#### [AIM OF THE TASK]
Return each line holding the string "this".

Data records
** start **

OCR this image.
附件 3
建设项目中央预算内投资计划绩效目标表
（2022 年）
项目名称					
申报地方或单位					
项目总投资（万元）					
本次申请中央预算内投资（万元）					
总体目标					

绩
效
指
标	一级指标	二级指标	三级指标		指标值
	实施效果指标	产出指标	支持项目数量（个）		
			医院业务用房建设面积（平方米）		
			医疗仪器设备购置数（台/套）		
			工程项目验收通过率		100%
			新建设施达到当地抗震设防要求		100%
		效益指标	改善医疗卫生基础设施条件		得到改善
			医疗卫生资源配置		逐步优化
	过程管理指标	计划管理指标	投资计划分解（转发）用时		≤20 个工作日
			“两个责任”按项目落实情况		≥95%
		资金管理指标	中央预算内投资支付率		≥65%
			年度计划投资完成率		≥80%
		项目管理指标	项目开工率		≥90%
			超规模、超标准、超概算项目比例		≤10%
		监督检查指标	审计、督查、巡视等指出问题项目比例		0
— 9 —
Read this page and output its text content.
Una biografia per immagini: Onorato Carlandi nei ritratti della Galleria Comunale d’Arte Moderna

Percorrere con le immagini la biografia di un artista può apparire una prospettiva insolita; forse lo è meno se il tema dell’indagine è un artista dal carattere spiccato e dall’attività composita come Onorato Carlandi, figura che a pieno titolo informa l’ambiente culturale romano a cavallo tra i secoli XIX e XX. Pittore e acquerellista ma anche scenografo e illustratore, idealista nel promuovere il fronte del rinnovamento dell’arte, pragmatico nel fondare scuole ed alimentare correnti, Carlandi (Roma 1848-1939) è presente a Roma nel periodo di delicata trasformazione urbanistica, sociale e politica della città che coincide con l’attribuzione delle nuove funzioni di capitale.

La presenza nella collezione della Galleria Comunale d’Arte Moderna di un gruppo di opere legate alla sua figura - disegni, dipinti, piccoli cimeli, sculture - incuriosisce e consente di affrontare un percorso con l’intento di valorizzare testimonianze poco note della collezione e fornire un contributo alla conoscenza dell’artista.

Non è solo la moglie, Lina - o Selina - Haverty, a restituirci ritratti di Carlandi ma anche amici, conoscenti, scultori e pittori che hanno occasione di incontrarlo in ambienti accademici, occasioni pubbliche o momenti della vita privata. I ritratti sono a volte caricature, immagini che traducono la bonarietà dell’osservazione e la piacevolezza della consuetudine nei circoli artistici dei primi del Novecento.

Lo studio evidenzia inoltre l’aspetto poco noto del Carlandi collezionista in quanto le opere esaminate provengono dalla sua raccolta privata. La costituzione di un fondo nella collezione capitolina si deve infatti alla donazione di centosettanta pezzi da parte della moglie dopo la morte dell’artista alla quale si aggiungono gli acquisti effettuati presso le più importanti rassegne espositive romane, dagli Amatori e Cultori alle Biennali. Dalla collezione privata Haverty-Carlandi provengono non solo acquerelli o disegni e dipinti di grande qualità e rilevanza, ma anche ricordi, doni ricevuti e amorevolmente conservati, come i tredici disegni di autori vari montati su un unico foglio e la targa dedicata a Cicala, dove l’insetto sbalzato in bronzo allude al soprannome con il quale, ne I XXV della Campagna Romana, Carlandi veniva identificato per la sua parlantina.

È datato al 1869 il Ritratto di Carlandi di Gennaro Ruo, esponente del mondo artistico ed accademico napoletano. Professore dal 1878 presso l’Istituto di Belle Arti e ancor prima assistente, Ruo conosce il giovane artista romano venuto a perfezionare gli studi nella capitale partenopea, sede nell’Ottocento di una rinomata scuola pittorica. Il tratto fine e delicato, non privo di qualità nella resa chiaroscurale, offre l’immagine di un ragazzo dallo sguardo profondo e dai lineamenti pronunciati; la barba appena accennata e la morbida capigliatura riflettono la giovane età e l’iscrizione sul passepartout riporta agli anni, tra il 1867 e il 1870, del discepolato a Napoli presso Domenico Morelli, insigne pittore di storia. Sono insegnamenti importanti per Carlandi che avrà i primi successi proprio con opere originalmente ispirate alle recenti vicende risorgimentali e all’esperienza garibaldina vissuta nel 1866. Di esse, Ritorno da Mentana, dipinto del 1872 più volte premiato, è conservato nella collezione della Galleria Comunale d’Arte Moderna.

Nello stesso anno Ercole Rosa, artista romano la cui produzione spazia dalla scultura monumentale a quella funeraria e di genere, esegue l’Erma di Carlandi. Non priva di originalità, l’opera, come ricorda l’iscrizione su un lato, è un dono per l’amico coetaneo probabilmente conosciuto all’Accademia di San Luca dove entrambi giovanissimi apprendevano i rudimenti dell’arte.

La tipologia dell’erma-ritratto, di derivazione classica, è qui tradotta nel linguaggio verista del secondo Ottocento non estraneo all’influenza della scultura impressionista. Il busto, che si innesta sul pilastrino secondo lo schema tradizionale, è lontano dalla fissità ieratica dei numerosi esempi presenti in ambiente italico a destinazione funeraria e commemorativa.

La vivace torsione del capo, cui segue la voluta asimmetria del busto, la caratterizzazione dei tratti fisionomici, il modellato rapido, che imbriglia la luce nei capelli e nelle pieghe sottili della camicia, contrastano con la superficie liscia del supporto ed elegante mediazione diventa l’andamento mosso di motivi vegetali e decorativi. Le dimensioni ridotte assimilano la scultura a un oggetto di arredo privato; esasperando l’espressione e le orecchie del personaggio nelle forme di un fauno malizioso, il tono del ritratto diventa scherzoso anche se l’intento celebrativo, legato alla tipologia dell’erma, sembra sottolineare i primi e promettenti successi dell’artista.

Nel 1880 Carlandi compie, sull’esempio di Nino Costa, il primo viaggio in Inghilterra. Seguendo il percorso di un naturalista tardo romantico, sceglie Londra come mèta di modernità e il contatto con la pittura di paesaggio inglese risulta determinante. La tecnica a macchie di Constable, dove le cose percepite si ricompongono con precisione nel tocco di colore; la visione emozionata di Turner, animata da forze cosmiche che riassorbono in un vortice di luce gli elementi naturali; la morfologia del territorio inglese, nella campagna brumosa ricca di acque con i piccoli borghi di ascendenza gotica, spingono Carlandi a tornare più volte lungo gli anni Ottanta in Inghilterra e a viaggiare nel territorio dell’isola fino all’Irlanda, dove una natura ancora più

** end **

#### [EXPECTED ANSWER]
OCR this image.
Read this page and output its text content.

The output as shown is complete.